**Exercise description**
Search the data for the word "detached". Reproduce every line where it is found.

**Material**
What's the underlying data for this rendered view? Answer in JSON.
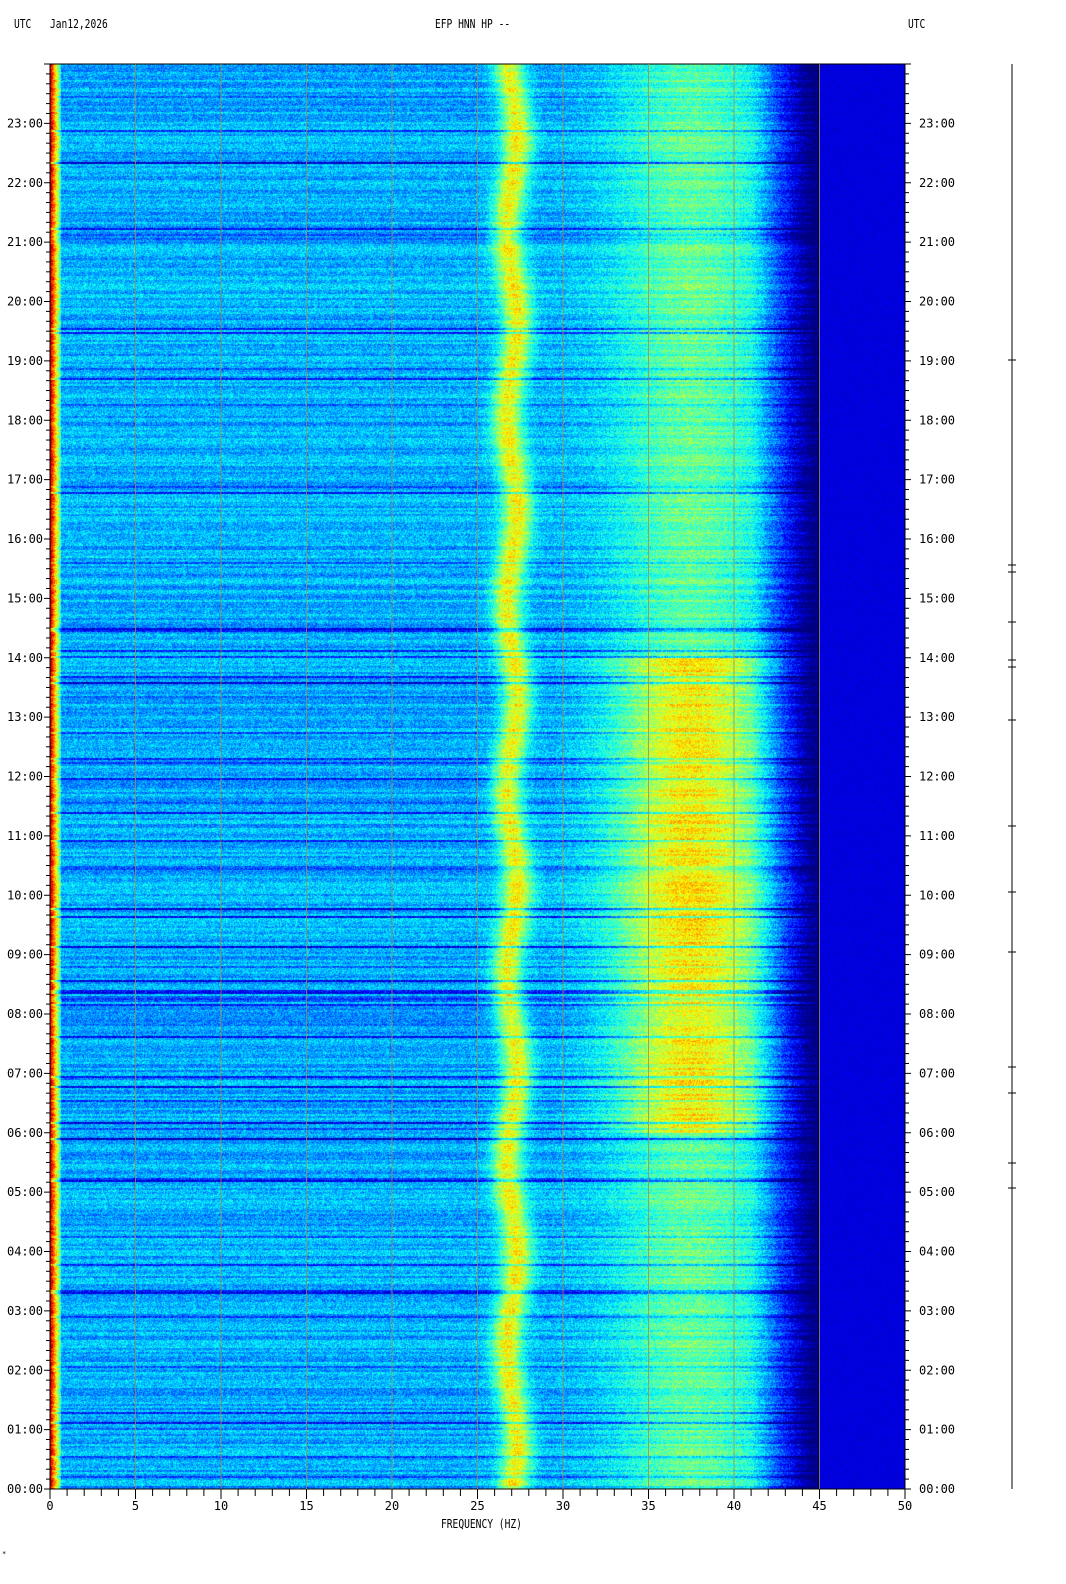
{
  "header": {
    "left_tz": "UTC",
    "date": "Jan12,2026",
    "title": "EFP HNN HP --",
    "right_tz": "UTC"
  },
  "footer_mark": "*",
  "chart_data": {
    "type": "heatmap",
    "title": "EFP HNN HP --",
    "xlabel": "FREQUENCY (HZ)",
    "ylabel": "",
    "xlim": [
      0,
      50
    ],
    "ylim_hours_utc": [
      0,
      24
    ],
    "x_ticks": [
      "0",
      "5",
      "10",
      "15",
      "20",
      "25",
      "30",
      "35",
      "40",
      "45",
      "50"
    ],
    "y_ticks_left": [
      "00:00",
      "01:00",
      "02:00",
      "03:00",
      "04:00",
      "05:00",
      "06:00",
      "07:00",
      "08:00",
      "09:00",
      "10:00",
      "11:00",
      "12:00",
      "13:00",
      "14:00",
      "15:00",
      "16:00",
      "17:00",
      "18:00",
      "19:00",
      "20:00",
      "21:00",
      "22:00",
      "23:00"
    ],
    "y_ticks_right": [
      "00:00",
      "01:00",
      "02:00",
      "03:00",
      "04:00",
      "05:00",
      "06:00",
      "07:00",
      "08:00",
      "09:00",
      "10:00",
      "11:00",
      "12:00",
      "13:00",
      "14:00",
      "15:00",
      "16:00",
      "17:00",
      "18:00",
      "19:00",
      "20:00",
      "21:00",
      "22:00",
      "23:00"
    ],
    "grid": true,
    "colormap": "jet",
    "features": {
      "low_freq_band_hz": [
        0,
        0.6
      ],
      "persistent_band_hz": [
        26,
        28
      ],
      "broad_energy_band_hz": [
        33,
        42
      ],
      "broad_energy_peak_hours": [
        6,
        14
      ],
      "rolloff_hz": 45
    }
  }
}
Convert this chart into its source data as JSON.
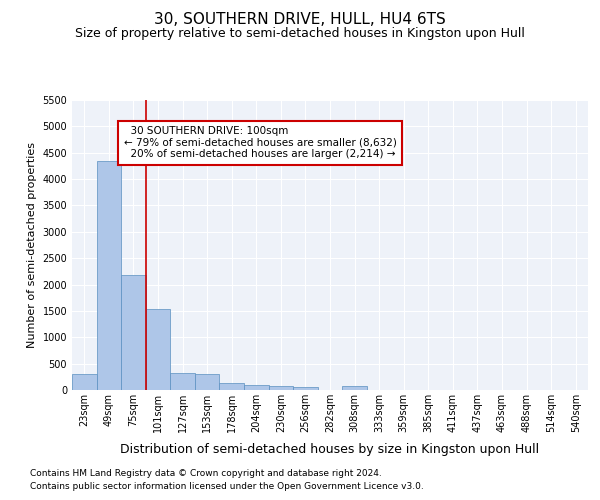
{
  "title": "30, SOUTHERN DRIVE, HULL, HU4 6TS",
  "subtitle": "Size of property relative to semi-detached houses in Kingston upon Hull",
  "xlabel": "Distribution of semi-detached houses by size in Kingston upon Hull",
  "ylabel": "Number of semi-detached properties",
  "footnote1": "Contains HM Land Registry data © Crown copyright and database right 2024.",
  "footnote2": "Contains public sector information licensed under the Open Government Licence v3.0.",
  "bar_labels": [
    "23sqm",
    "49sqm",
    "75sqm",
    "101sqm",
    "127sqm",
    "153sqm",
    "178sqm",
    "204sqm",
    "230sqm",
    "256sqm",
    "282sqm",
    "308sqm",
    "333sqm",
    "359sqm",
    "385sqm",
    "411sqm",
    "437sqm",
    "463sqm",
    "488sqm",
    "514sqm",
    "540sqm"
  ],
  "bar_values": [
    295,
    4340,
    2190,
    1540,
    320,
    310,
    125,
    95,
    68,
    58,
    0,
    68,
    0,
    0,
    0,
    0,
    0,
    0,
    0,
    0,
    0
  ],
  "bar_color": "#aec6e8",
  "bar_edge_color": "#5a8fc0",
  "property_size": "100sqm",
  "pct_smaller": 79,
  "n_smaller": "8,632",
  "pct_larger": 20,
  "n_larger": "2,214",
  "vline_color": "#cc0000",
  "annotation_box_color": "#cc0000",
  "ylim": [
    0,
    5500
  ],
  "yticks": [
    0,
    500,
    1000,
    1500,
    2000,
    2500,
    3000,
    3500,
    4000,
    4500,
    5000,
    5500
  ],
  "title_fontsize": 11,
  "subtitle_fontsize": 9,
  "xlabel_fontsize": 9,
  "ylabel_fontsize": 8,
  "tick_fontsize": 7,
  "annot_fontsize": 7.5,
  "footnote_fontsize": 6.5,
  "background_color": "#eef2f9"
}
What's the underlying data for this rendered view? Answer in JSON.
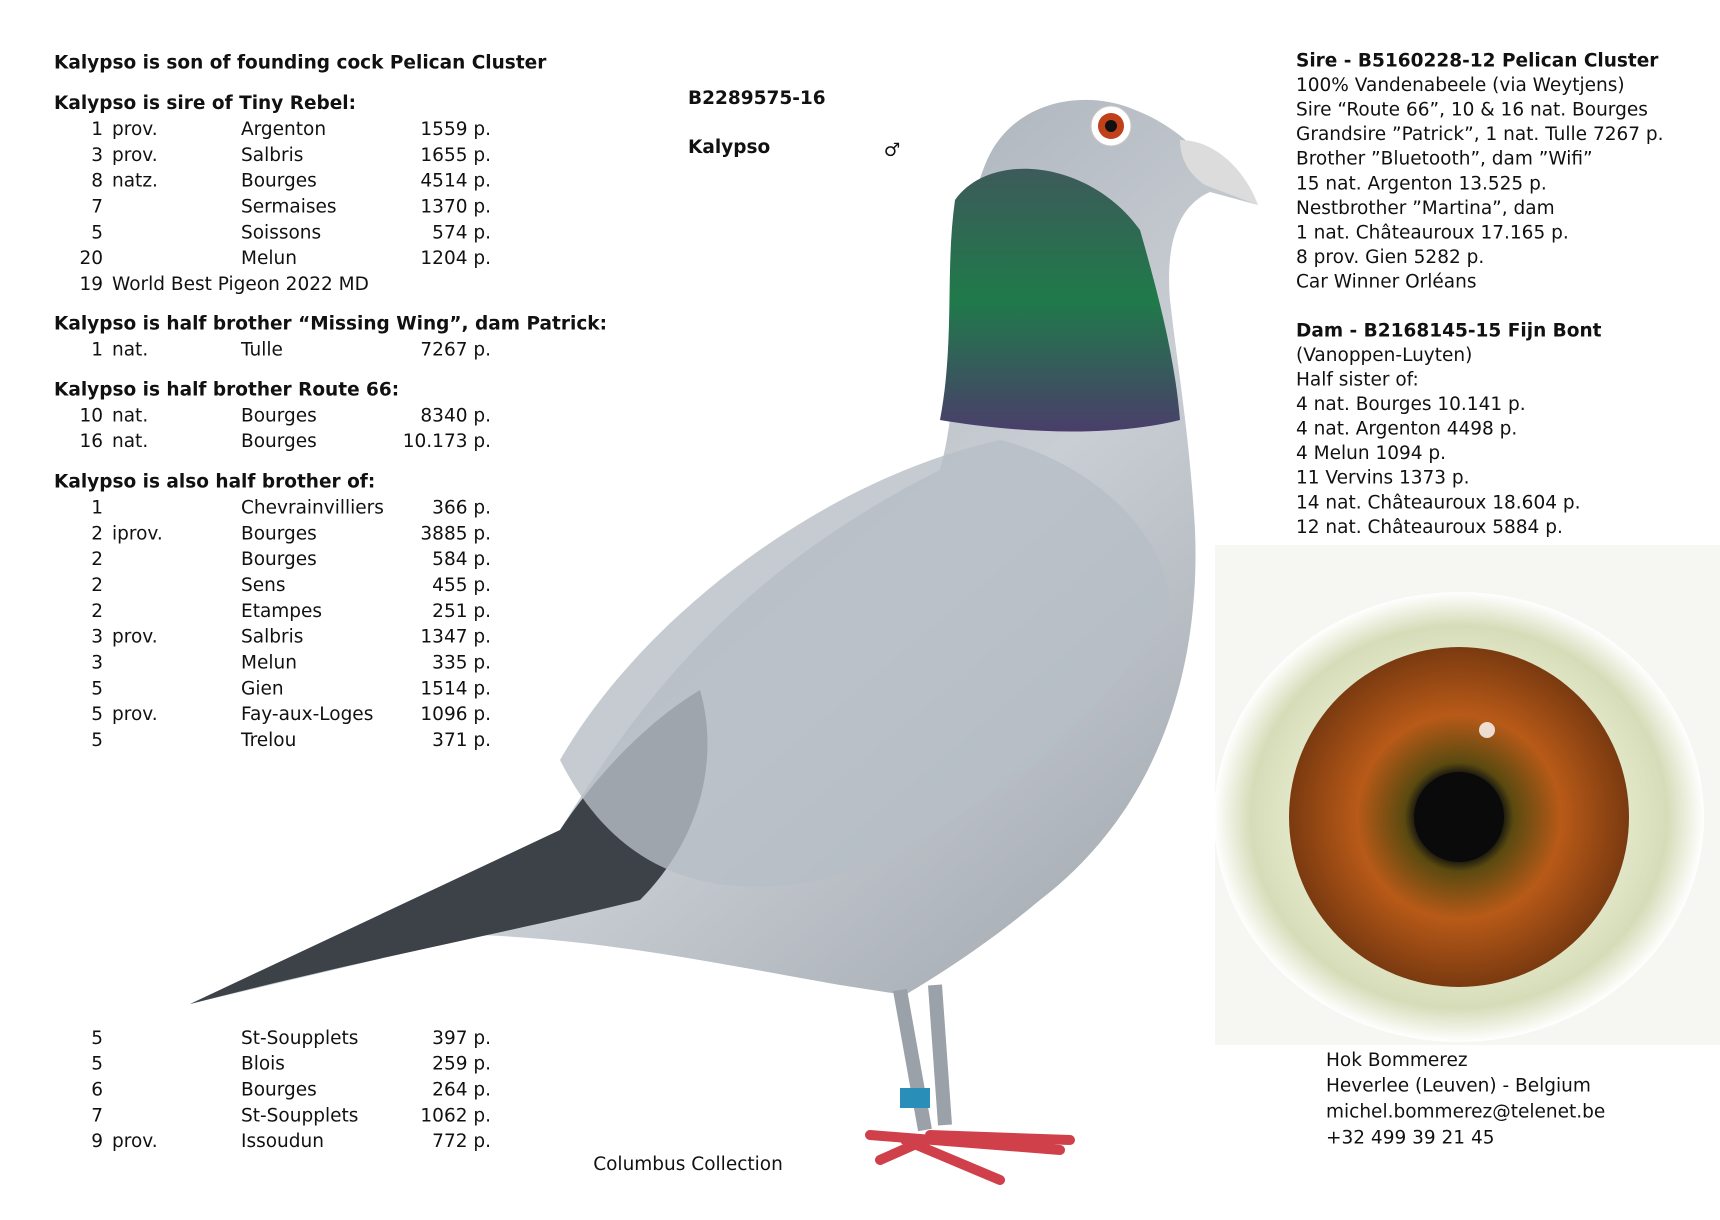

**Output below**
  "subtitle": "Size of property relative to semi-detached houses in Kingston upon Hull",
  "xlabel": "Distribution of semi-detached houses by size in Kingston upon Hull",
  "ylabel": "Number of semi-detached properties",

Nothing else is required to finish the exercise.